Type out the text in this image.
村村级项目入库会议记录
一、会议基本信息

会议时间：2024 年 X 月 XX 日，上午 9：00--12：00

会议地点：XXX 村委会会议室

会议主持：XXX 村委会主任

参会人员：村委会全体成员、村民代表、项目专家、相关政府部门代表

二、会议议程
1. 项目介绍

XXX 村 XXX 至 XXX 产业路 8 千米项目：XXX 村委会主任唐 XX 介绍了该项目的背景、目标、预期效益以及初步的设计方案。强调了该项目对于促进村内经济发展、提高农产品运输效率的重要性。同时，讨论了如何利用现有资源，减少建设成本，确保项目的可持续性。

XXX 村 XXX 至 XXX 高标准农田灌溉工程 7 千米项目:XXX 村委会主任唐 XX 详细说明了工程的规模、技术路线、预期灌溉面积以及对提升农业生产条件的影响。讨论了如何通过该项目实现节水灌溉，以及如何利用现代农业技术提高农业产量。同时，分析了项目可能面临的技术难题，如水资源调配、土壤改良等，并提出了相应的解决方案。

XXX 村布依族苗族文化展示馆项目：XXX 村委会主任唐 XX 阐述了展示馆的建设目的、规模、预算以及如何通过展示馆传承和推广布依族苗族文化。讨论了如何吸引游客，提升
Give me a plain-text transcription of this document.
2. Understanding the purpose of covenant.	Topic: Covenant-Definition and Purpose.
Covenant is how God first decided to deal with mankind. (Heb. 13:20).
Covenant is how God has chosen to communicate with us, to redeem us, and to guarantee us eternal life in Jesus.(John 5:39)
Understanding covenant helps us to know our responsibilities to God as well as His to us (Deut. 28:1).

------------------------------------------------------------

Output exactly the lines above, from the one holding "Give me a plain-text" through the end of the data, including the first and last.

Give me a plain-text transcription of this document.
2. Understanding the purpose of covenant.	Topic: Covenant-Definition and Purpose.
Covenant is how God first decided to deal with mankind. (Heb. 13:20).
Covenant is how God has chosen to communicate with us, to redeem us, and to guarantee us eternal life in Jesus.(John 5:39)
Understanding covenant helps us to know our responsibilities to God as well as His to us (Deut. 28:1).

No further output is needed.